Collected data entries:
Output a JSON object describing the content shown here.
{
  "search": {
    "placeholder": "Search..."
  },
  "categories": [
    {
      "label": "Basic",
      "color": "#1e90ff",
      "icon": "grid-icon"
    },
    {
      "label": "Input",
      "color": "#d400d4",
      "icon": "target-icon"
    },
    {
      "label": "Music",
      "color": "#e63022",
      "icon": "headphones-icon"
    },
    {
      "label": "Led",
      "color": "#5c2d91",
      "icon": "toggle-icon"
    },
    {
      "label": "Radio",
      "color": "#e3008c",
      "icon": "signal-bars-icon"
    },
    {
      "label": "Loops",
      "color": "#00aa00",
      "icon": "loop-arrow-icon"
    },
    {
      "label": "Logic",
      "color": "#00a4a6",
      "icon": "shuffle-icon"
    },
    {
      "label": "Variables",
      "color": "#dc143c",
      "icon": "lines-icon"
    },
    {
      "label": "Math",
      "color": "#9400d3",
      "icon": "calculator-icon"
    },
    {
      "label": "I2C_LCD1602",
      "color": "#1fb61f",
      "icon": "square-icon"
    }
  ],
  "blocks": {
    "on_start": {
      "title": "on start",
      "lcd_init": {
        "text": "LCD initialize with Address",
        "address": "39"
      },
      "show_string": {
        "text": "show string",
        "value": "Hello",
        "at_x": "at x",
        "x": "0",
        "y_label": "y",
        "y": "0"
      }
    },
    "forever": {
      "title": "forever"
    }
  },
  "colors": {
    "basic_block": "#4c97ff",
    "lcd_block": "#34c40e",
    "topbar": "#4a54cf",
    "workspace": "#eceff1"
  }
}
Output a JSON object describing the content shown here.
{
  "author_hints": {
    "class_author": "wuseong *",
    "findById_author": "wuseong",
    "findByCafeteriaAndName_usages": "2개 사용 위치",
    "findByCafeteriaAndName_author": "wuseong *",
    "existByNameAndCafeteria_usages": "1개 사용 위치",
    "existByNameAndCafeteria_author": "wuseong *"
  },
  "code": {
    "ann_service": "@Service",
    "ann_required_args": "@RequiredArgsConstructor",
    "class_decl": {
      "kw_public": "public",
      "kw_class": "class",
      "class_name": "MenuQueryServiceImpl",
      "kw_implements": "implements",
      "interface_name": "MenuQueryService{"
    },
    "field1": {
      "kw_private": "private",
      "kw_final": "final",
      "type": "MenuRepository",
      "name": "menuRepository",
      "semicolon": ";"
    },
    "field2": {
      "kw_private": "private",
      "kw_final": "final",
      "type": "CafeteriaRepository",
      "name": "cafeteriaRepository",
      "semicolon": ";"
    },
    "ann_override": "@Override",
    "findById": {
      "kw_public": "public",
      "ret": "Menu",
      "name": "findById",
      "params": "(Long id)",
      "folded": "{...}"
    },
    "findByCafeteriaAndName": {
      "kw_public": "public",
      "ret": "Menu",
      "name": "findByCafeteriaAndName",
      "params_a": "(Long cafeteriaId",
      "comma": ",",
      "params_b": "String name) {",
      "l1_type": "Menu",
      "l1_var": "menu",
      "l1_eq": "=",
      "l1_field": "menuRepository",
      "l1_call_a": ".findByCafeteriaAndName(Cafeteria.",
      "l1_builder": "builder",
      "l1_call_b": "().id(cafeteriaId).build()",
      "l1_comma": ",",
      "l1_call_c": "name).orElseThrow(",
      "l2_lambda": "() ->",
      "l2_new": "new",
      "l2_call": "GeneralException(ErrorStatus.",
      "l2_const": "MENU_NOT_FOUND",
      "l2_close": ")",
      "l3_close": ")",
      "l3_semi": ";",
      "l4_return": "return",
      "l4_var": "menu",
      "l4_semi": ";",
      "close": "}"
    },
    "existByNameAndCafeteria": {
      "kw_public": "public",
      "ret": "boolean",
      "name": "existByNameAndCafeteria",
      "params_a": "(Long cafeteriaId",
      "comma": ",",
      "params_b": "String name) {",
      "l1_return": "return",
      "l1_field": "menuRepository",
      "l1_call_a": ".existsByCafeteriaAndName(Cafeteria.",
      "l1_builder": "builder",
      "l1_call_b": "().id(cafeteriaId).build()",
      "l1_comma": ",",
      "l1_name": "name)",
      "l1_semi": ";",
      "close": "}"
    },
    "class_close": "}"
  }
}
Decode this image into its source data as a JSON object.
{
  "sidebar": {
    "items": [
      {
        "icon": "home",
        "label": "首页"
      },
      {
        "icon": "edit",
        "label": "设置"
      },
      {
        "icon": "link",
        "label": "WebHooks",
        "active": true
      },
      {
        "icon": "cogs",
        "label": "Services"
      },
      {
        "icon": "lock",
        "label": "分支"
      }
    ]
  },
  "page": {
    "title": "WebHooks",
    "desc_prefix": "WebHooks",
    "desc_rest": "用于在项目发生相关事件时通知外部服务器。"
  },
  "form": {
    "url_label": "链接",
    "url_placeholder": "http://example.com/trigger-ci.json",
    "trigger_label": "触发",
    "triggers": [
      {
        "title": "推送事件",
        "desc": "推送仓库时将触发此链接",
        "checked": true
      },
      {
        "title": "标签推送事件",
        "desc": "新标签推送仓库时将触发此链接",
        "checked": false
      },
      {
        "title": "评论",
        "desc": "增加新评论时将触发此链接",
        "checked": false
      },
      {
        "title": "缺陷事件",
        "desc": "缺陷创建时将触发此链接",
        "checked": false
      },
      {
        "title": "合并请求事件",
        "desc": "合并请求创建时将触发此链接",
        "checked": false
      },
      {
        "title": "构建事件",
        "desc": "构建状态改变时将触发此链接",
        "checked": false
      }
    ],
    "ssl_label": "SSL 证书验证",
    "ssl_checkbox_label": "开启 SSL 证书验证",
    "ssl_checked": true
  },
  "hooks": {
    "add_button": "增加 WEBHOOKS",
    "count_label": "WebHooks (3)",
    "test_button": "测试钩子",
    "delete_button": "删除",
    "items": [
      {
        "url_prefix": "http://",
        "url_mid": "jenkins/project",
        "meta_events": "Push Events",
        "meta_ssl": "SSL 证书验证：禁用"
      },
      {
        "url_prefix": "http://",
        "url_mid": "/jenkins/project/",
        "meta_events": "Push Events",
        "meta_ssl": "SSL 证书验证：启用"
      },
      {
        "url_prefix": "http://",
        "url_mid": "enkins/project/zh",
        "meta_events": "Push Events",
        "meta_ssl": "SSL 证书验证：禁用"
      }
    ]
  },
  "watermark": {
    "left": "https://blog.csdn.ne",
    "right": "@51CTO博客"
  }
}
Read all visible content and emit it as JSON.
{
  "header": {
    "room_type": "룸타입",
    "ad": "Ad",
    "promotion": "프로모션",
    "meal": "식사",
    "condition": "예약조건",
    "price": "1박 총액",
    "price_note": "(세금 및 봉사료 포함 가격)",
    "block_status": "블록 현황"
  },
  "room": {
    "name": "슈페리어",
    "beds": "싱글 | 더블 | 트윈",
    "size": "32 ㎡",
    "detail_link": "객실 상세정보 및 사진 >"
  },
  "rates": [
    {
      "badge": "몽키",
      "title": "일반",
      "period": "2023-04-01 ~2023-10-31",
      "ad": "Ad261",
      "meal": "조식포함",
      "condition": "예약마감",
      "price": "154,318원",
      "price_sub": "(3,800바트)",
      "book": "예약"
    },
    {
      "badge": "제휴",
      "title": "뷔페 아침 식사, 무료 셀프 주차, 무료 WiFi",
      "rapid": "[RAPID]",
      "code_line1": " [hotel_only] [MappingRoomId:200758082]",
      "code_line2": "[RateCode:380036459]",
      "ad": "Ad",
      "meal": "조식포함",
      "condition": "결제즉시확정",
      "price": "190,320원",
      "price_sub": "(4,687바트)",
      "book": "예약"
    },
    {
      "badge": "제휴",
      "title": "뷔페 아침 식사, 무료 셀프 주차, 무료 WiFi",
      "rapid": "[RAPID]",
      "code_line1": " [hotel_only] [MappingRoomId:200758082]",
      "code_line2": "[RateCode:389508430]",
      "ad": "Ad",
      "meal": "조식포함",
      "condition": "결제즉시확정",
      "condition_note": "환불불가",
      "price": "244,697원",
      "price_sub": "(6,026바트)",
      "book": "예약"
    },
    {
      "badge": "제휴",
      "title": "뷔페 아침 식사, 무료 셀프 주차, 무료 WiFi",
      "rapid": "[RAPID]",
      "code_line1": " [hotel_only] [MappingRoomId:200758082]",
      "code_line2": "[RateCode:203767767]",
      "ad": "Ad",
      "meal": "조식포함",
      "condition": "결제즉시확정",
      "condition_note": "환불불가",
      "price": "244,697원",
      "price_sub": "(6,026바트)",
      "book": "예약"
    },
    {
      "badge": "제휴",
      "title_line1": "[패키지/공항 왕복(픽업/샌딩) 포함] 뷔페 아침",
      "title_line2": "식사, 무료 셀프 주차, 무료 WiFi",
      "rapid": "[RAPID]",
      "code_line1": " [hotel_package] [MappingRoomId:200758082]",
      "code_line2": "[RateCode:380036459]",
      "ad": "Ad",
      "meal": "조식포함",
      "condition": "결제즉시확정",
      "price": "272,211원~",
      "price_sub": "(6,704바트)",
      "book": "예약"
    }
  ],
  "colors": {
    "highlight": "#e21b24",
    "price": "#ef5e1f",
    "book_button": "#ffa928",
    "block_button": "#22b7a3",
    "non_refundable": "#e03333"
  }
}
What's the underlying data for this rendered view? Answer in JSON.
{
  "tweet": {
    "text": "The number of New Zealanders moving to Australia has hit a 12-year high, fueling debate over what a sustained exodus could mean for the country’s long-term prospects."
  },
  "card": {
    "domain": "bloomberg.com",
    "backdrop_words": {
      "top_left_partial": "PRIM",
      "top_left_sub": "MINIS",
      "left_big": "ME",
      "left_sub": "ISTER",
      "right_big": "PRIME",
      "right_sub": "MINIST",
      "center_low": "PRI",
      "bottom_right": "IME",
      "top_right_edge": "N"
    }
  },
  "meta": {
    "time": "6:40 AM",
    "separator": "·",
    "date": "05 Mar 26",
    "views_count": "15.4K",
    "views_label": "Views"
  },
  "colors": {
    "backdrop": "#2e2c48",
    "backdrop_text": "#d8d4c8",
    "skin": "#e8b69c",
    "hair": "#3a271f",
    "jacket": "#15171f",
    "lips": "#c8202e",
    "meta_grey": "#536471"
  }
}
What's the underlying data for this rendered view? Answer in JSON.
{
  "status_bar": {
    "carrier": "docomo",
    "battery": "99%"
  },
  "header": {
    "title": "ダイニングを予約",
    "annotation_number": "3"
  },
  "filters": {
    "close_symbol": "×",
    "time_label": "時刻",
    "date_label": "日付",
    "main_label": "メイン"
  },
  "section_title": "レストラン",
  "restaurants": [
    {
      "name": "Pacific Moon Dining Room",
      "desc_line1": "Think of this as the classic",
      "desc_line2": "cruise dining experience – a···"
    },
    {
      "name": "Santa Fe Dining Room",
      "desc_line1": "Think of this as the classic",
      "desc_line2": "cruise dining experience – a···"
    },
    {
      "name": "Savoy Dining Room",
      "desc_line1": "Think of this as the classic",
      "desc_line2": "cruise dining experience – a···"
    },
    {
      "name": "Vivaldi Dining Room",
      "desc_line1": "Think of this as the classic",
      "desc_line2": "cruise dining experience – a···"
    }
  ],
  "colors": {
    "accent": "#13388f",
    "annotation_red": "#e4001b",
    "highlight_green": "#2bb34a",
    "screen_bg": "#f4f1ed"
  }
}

### PROMPT
From the data above, copy out every line with the string "true" in it.

### COMPLETE OUTPUT
        "active": true
        "checked": true
    "ssl_checked": true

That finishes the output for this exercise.